* [TASK DESCRIPTION]
Below are records to repeat exactly. Omit the pictures from the copy.

* [RECORD LIST]

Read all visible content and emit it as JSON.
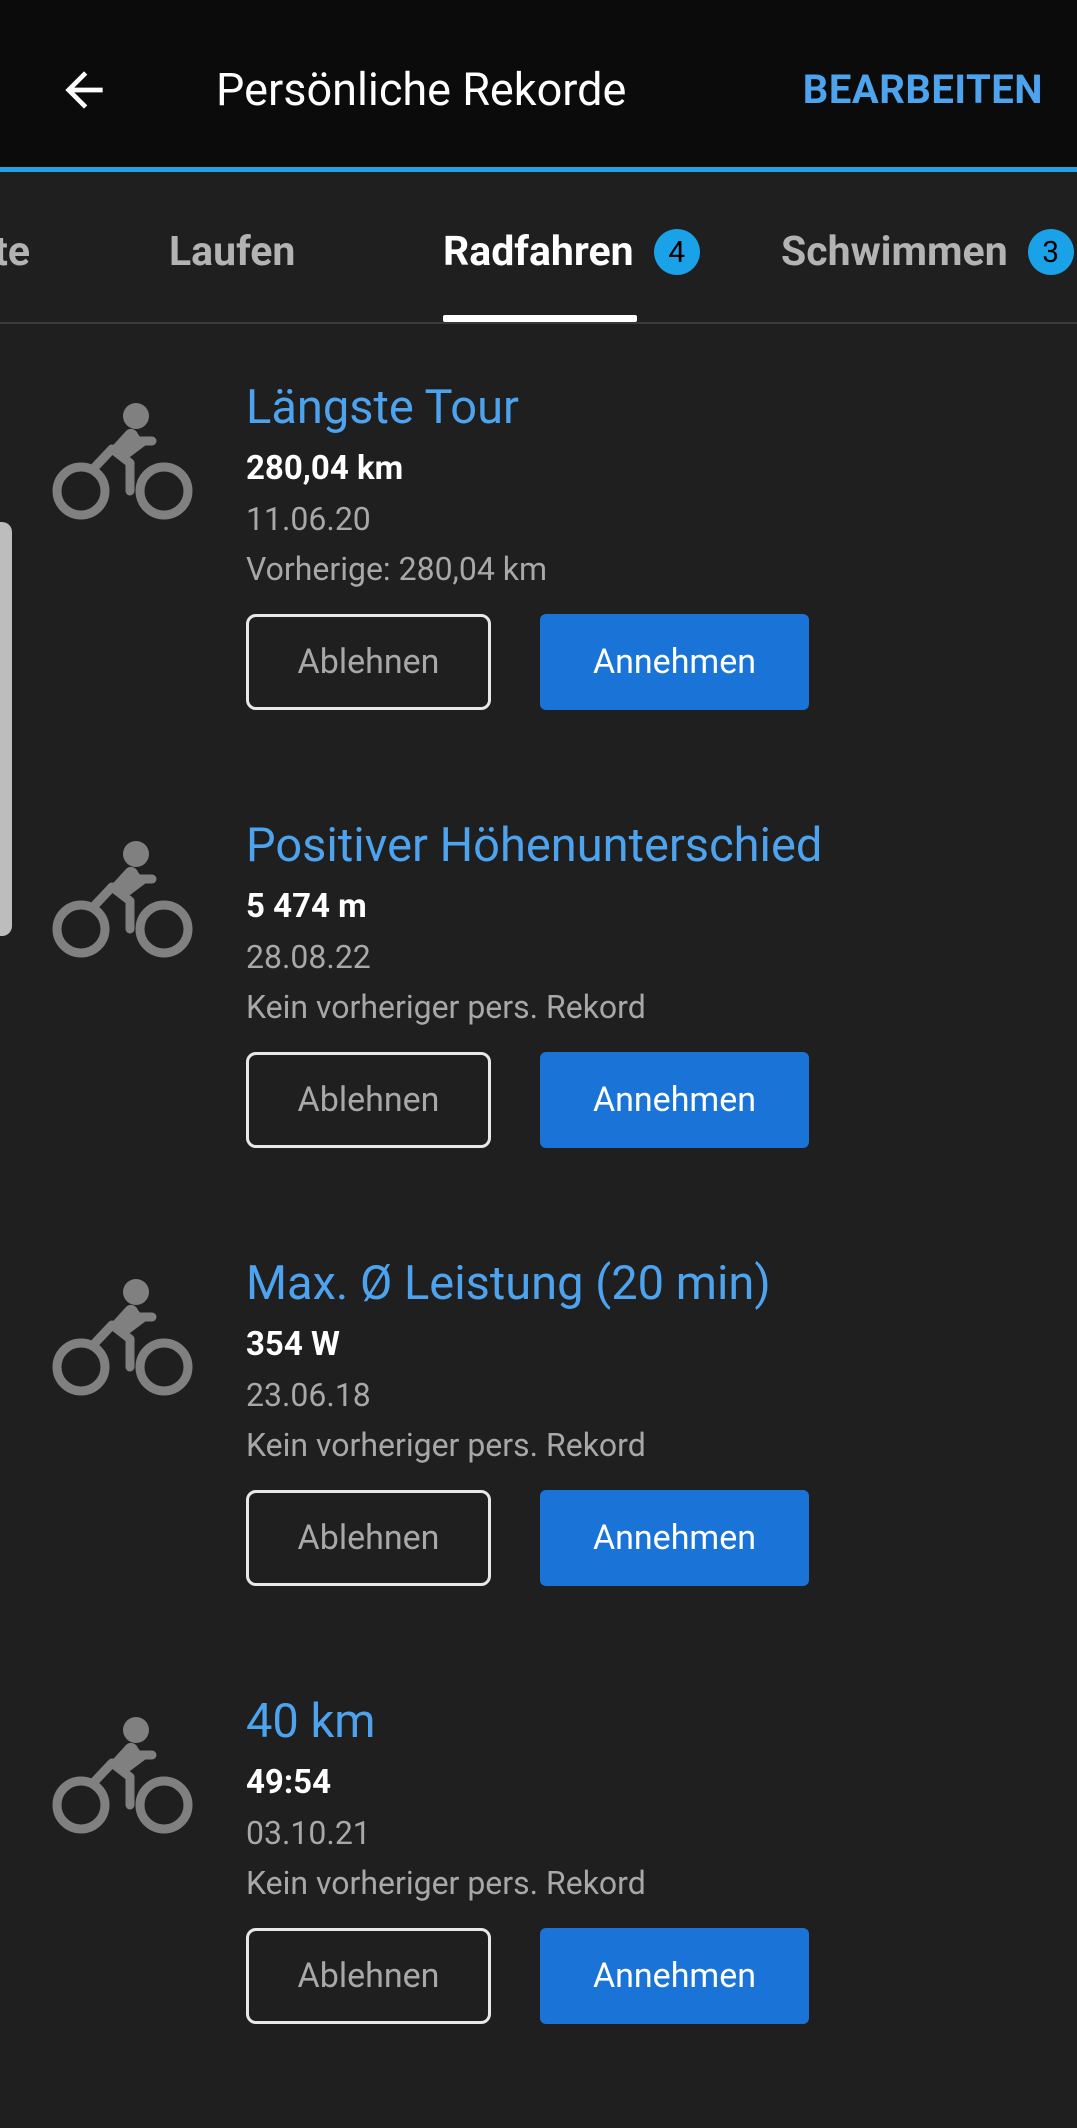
{
  "app_bar": {
    "title": "Persönliche Rekorde",
    "edit_label": "BEARBEITEN"
  },
  "tabs": [
    {
      "label": "te",
      "badge": null,
      "active": false
    },
    {
      "label": "Laufen",
      "badge": null,
      "active": false
    },
    {
      "label": "Radfahren",
      "badge": "4",
      "active": true
    },
    {
      "label": "Schwimmen",
      "badge": "3",
      "active": false
    }
  ],
  "records": [
    {
      "title": "Längste Tour",
      "value": "280,04 km",
      "date": "11.06.20",
      "previous": "Vorherige: 280,04 km",
      "decline_label": "Ablehnen",
      "accept_label": "Annehmen",
      "icon": "cyclist-icon"
    },
    {
      "title": "Positiver Höhenunterschied",
      "value": "5 474 m",
      "date": "28.08.22",
      "previous": "Kein vorheriger pers. Rekord",
      "decline_label": "Ablehnen",
      "accept_label": "Annehmen",
      "icon": "cyclist-icon"
    },
    {
      "title": "Max. Ø Leistung (20 min)",
      "value": "354 W",
      "date": "23.06.18",
      "previous": "Kein vorheriger pers. Rekord",
      "decline_label": "Ablehnen",
      "accept_label": "Annehmen",
      "icon": "cyclist-icon"
    },
    {
      "title": "40 km",
      "value": "49:54",
      "date": "03.10.21",
      "previous": "Kein vorheriger pers. Rekord",
      "decline_label": "Ablehnen",
      "accept_label": "Annehmen",
      "icon": "cyclist-icon"
    }
  ],
  "colors": {
    "accent": "#1fa3e8",
    "title_blue": "#4da3ee",
    "accept_button": "#1a74d8",
    "background": "#1f1f1f",
    "app_bar": "#0b0b0b"
  }
}
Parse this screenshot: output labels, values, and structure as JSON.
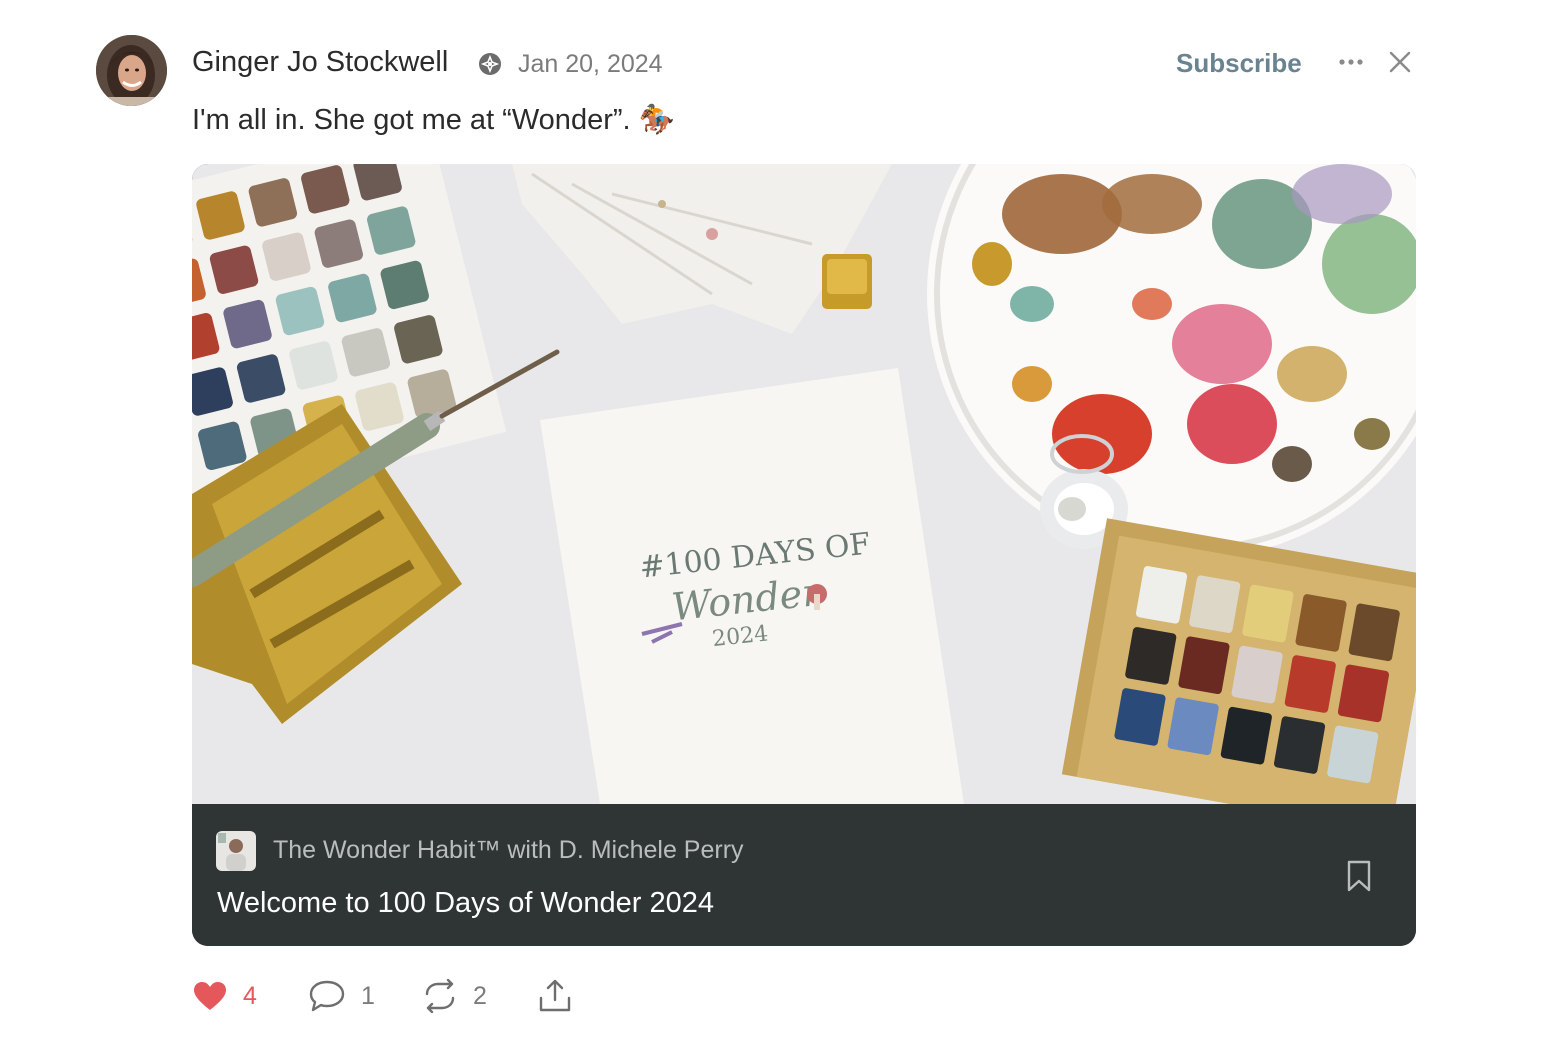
{
  "post": {
    "author": "Ginger Jo Stockwell",
    "date": "Jan 20, 2024",
    "subscribe_label": "Subscribe",
    "text": "I'm all in. She got me at “Wonder”. 🏇"
  },
  "card": {
    "image_art_text": "#100 DAYS OF Wonder 2024",
    "publication": "The Wonder Habit™ with D. Michele Perry",
    "title": "Welcome to 100 Days of Wonder 2024"
  },
  "actions": {
    "likes": "4",
    "comments": "1",
    "restacks": "2"
  },
  "colors": {
    "accent": "#6a8390",
    "like": "#e4585c",
    "card_footer": "#2f3434"
  },
  "icons": [
    "verified-badge-icon",
    "more-icon",
    "close-icon",
    "bookmark-icon",
    "heart-icon",
    "comment-icon",
    "restack-icon",
    "share-icon"
  ]
}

* [REPLY]
Read all visible content and emit it as JSON.
{
  "app_bar": {
    "title": "Persönliche Rekorde",
    "edit_label": "BEARBEITEN"
  },
  "tabs": [
    {
      "label": "te",
      "badge": null,
      "active": false
    },
    {
      "label": "Laufen",
      "badge": null,
      "active": false
    },
    {
      "label": "Radfahren",
      "badge": "4",
      "active": true
    },
    {
      "label": "Schwimmen",
      "badge": "3",
      "active": false
    }
  ],
  "records": [
    {
      "title": "Längste Tour",
      "value": "280,04 km",
      "date": "11.06.20",
      "previous": "Vorherige: 280,04 km",
      "decline_label": "Ablehnen",
      "accept_label": "Annehmen",
      "icon": "cyclist-icon"
    },
    {
      "title": "Positiver Höhenunterschied",
      "value": "5 474 m",
      "date": "28.08.22",
      "previous": "Kein vorheriger pers. Rekord",
      "decline_label": "Ablehnen",
      "accept_label": "Annehmen",
      "icon": "cyclist-icon"
    },
    {
      "title": "Max. Ø Leistung (20 min)",
      "value": "354 W",
      "date": "23.06.18",
      "previous": "Kein vorheriger pers. Rekord",
      "decline_label": "Ablehnen",
      "accept_label": "Annehmen",
      "icon": "cyclist-icon"
    },
    {
      "title": "40 km",
      "value": "49:54",
      "date": "03.10.21",
      "previous": "Kein vorheriger pers. Rekord",
      "decline_label": "Ablehnen",
      "accept_label": "Annehmen",
      "icon": "cyclist-icon"
    }
  ],
  "colors": {
    "accent": "#1fa3e8",
    "title_blue": "#4da3ee",
    "accept_button": "#1a74d8",
    "background": "#1f1f1f",
    "app_bar": "#0b0b0b"
  }
}
Parse this screenshot: output labels, values, and structure as JSON.
{
  "post": {
    "author": "Ginger Jo Stockwell",
    "date": "Jan 20, 2024",
    "subscribe_label": "Subscribe",
    "text": "I'm all in. She got me at “Wonder”. 🏇"
  },
  "card": {
    "image_art_text": "#100 DAYS OF Wonder 2024",
    "publication": "The Wonder Habit™ with D. Michele Perry",
    "title": "Welcome to 100 Days of Wonder 2024"
  },
  "actions": {
    "likes": "4",
    "comments": "1",
    "restacks": "2"
  },
  "colors": {
    "accent": "#6a8390",
    "like": "#e4585c",
    "card_footer": "#2f3434"
  },
  "icons": [
    "verified-badge-icon",
    "more-icon",
    "close-icon",
    "bookmark-icon",
    "heart-icon",
    "comment-icon",
    "restack-icon",
    "share-icon"
  ]
}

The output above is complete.